Stated problem — Nothing should be left out: output all of the entries exactly.

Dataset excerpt

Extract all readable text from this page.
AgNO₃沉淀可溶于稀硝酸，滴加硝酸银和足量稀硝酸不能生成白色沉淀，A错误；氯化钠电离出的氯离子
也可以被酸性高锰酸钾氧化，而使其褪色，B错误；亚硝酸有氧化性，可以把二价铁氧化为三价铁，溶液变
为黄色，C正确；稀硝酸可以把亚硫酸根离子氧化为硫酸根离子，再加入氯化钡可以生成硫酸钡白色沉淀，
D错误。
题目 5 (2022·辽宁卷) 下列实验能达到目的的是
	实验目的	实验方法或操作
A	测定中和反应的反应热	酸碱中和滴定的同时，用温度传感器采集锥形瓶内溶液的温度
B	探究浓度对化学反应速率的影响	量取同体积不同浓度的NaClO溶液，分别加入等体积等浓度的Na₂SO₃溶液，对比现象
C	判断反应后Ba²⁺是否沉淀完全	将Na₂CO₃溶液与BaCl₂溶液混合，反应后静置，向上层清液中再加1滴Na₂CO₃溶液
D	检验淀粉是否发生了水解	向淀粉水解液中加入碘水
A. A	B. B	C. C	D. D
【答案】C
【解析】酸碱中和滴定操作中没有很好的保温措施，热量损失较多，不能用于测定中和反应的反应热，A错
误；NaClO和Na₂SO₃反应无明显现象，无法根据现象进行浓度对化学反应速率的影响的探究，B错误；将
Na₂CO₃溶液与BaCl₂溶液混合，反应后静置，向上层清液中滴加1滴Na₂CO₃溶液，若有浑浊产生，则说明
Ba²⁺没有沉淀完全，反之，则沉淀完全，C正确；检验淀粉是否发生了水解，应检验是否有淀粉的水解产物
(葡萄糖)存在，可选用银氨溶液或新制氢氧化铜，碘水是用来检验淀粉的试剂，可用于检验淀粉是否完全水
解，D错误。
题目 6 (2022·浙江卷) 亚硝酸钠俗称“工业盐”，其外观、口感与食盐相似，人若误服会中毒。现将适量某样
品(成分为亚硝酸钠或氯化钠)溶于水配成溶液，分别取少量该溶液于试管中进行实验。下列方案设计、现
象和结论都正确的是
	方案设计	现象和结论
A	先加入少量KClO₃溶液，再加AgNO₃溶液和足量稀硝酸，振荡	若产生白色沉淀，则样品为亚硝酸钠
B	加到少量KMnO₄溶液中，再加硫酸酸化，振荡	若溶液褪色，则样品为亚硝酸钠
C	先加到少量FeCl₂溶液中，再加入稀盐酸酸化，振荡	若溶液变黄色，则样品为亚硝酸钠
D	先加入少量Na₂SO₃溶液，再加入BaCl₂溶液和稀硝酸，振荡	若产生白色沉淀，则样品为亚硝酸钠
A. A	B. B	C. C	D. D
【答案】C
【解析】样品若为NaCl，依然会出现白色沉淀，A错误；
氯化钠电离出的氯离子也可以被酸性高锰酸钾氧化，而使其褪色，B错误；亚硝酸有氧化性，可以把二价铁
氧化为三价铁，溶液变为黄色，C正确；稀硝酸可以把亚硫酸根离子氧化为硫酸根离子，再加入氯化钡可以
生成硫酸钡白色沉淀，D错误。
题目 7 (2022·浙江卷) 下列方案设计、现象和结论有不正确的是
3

Solution to the problem —
Extract all readable text from this page.
AgNO₃沉淀可溶于稀硝酸，滴加硝酸银和足量稀硝酸不能生成白色沉淀，A错误；氯化钠电离出的氯离子
也可以被酸性高锰酸钾氧化，而使其褪色，B错误；亚硝酸有氧化性，可以把二价铁氧化为三价铁，溶液变
为黄色，C正确；稀硝酸可以把亚硫酸根离子氧化为硫酸根离子，再加入氯化钡可以生成硫酸钡白色沉淀，
D错误。
题目 5 (2022·辽宁卷) 下列实验能达到目的的是
	实验目的	实验方法或操作
A	测定中和反应的反应热	酸碱中和滴定的同时，用温度传感器采集锥形瓶内溶液的温度
B	探究浓度对化学反应速率的影响	量取同体积不同浓度的NaClO溶液，分别加入等体积等浓度的Na₂SO₃溶液，对比现象
C	判断反应后Ba²⁺是否沉淀完全	将Na₂CO₃溶液与BaCl₂溶液混合，反应后静置，向上层清液中再加1滴Na₂CO₃溶液
D	检验淀粉是否发生了水解	向淀粉水解液中加入碘水
A. A	B. B	C. C	D. D
【答案】C
【解析】酸碱中和滴定操作中没有很好的保温措施，热量损失较多，不能用于测定中和反应的反应热，A错
误；NaClO和Na₂SO₃反应无明显现象，无法根据现象进行浓度对化学反应速率的影响的探究，B错误；将
Na₂CO₃溶液与BaCl₂溶液混合，反应后静置，向上层清液中滴加1滴Na₂CO₃溶液，若有浑浊产生，则说明
Ba²⁺没有沉淀完全，反之，则沉淀完全，C正确；检验淀粉是否发生了水解，应检验是否有淀粉的水解产物
(葡萄糖)存在，可选用银氨溶液或新制氢氧化铜，碘水是用来检验淀粉的试剂，可用于检验淀粉是否完全水
解，D错误。
题目 6 (2022·浙江卷) 亚硝酸钠俗称“工业盐”，其外观、口感与食盐相似，人若误服会中毒。现将适量某样
品(成分为亚硝酸钠或氯化钠)溶于水配成溶液，分别取少量该溶液于试管中进行实验。下列方案设计、现
象和结论都正确的是
	方案设计	现象和结论
A	先加入少量KClO₃溶液，再加AgNO₃溶液和足量稀硝酸，振荡	若产生白色沉淀，则样品为亚硝酸钠
B	加到少量KMnO₄溶液中，再加硫酸酸化，振荡	若溶液褪色，则样品为亚硝酸钠
C	先加到少量FeCl₂溶液中，再加入稀盐酸酸化，振荡	若溶液变黄色，则样品为亚硝酸钠
D	先加入少量Na₂SO₃溶液，再加入BaCl₂溶液和稀硝酸，振荡	若产生白色沉淀，则样品为亚硝酸钠
A. A	B. B	C. C	D. D
【答案】C
【解析】样品若为NaCl，依然会出现白色沉淀，A错误；
氯化钠电离出的氯离子也可以被酸性高锰酸钾氧化，而使其褪色，B错误；亚硝酸有氧化性，可以把二价铁
氧化为三价铁，溶液变为黄色，C正确；稀硝酸可以把亚硫酸根离子氧化为硫酸根离子，再加入氯化钡可以
生成硫酸钡白色沉淀，D错误。
题目 7 (2022·浙江卷) 下列方案设计、现象和结论有不正确的是
3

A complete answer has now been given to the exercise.